Source data
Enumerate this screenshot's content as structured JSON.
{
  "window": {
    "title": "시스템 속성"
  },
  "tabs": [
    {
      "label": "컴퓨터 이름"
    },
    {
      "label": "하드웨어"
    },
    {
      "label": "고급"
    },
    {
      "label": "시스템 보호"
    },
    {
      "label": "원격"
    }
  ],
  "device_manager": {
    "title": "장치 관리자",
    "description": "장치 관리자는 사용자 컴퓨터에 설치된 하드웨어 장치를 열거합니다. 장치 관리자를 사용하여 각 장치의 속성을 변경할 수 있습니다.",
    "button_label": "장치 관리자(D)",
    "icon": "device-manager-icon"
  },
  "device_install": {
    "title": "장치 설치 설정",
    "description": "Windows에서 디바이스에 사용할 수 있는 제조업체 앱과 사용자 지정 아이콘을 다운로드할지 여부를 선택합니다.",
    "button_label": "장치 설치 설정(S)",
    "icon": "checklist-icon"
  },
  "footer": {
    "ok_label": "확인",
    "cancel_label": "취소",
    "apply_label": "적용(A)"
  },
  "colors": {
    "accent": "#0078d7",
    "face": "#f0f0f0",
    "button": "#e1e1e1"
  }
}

--

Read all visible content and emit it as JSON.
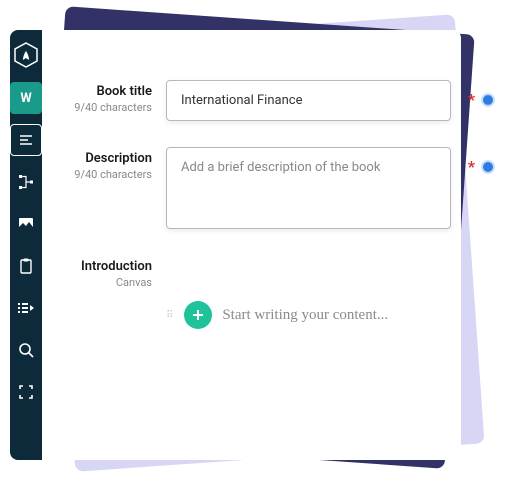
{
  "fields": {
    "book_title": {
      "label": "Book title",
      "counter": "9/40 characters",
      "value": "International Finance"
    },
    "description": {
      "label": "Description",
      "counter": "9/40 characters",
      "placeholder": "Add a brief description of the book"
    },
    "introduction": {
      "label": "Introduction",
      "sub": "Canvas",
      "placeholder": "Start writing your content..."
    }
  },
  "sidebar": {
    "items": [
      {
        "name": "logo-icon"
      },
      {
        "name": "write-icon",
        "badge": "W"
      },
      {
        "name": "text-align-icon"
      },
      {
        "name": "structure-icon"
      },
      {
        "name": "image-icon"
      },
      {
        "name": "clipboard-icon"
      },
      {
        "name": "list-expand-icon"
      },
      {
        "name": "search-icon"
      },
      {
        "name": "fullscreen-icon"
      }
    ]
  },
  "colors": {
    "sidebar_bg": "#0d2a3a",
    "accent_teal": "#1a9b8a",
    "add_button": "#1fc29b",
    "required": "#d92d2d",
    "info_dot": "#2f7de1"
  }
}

YOUR TASK: Tally how many lines of the material contain the word "placeholder". The answer must be the number and nothing else.

ANSWER TO THIS PROBLEM: 2